**What you need to do:** Which lines hold the string "premières"? Copy every one of them.

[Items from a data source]
▼▼▼

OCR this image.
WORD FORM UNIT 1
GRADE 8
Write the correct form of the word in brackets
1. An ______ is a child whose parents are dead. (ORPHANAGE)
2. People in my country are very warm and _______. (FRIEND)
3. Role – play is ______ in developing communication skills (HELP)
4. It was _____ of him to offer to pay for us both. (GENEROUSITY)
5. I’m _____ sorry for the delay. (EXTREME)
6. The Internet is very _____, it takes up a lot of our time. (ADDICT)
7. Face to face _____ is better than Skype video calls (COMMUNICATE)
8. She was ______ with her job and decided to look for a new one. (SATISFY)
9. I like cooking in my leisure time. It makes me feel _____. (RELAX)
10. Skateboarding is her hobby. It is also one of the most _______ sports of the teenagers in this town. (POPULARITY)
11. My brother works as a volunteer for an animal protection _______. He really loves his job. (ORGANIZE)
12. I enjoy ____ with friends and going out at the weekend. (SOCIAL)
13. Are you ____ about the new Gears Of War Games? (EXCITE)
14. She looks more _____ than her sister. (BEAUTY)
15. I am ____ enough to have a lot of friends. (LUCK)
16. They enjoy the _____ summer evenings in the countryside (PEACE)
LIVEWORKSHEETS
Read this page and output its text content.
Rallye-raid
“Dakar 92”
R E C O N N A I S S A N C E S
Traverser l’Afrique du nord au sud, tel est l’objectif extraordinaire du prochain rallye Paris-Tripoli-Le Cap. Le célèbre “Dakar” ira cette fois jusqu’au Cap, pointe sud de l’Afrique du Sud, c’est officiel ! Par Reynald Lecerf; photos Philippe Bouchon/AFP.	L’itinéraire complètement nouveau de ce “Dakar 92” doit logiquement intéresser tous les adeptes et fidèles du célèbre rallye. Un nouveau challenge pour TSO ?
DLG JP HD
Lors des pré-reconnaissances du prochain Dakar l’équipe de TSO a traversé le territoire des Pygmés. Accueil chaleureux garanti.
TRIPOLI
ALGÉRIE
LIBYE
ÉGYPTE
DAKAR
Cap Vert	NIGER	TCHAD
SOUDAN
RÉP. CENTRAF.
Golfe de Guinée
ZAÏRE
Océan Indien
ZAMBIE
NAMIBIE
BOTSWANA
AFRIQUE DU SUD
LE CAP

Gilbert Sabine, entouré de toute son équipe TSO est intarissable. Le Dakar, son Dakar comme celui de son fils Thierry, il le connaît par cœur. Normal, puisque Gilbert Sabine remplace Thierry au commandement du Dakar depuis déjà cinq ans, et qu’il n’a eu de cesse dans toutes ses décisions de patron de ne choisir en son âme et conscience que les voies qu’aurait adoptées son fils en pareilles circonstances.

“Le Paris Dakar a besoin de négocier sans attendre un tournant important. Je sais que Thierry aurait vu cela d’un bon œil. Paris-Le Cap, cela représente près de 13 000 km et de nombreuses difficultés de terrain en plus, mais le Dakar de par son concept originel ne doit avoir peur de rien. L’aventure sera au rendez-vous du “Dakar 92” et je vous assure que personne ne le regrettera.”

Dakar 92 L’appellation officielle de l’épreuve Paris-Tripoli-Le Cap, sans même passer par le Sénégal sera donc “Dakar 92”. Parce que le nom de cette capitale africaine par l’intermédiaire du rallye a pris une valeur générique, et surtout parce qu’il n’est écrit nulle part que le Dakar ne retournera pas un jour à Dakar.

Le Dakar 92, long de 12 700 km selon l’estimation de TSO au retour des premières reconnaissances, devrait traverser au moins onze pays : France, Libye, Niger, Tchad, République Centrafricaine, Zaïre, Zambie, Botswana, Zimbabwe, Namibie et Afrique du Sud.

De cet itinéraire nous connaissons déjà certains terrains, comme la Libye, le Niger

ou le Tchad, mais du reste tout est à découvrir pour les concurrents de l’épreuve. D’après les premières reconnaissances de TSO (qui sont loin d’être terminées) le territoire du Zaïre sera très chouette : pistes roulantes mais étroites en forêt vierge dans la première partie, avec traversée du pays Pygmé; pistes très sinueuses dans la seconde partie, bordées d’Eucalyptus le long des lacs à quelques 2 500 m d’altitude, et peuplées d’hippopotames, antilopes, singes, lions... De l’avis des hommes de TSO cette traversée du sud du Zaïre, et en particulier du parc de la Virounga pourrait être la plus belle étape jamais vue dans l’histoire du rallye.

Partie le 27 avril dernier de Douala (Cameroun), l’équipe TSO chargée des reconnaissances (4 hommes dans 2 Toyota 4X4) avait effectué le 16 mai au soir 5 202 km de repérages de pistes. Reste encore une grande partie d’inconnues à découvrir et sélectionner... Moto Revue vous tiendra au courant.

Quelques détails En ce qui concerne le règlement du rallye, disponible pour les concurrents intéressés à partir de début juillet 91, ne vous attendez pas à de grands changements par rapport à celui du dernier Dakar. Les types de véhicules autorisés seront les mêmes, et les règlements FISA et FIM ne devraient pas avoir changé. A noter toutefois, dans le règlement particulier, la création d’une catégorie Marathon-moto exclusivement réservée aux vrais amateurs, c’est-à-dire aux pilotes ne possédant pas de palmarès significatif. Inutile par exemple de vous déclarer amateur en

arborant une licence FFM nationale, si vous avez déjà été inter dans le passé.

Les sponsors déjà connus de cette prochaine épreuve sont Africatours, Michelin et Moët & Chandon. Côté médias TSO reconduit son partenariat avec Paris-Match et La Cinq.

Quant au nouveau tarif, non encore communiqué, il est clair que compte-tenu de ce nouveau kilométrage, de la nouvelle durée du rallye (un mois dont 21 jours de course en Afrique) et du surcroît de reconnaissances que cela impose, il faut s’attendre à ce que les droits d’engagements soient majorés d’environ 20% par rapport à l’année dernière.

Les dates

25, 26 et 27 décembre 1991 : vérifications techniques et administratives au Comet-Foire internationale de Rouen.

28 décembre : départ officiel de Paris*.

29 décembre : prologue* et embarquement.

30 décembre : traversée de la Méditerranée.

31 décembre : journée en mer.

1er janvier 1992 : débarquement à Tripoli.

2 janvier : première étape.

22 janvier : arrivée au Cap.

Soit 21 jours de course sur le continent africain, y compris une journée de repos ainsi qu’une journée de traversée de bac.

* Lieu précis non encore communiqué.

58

▲▲▲

**Result of the exercise:**
Le Dakar 92, long de 12 700 km selon l’estimation de TSO au retour des premières reconnaissances, devrait traverser au moins onze pays : France, Libye, Niger, Tchad, République Centrafricaine, Zaïre, Zambie, Botswana, Zimbabwe, Namibie et Afrique du Sud.
ou le Tchad, mais du reste tout est à découvrir pour les concurrents de l’épreuve. D’après les premières reconnaissances de TSO (qui sont loin d’être terminées) le territoire du Zaïre sera très chouette : pistes roulantes mais étroites en forêt vierge dans la première partie, avec traversée du pays Pygmé; pistes très sinueuses dans la seconde partie, bordées d’Eucalyptus le long des lacs à quelques 2 500 m d’altitude, et peuplées d’hippopotames, antilopes, singes, lions... De l’avis des hommes de TSO cette traversée du sud du Zaïre, et en particulier du parc de la Virounga pourrait être la plus belle étape jamais vue dans l’histoire du rallye.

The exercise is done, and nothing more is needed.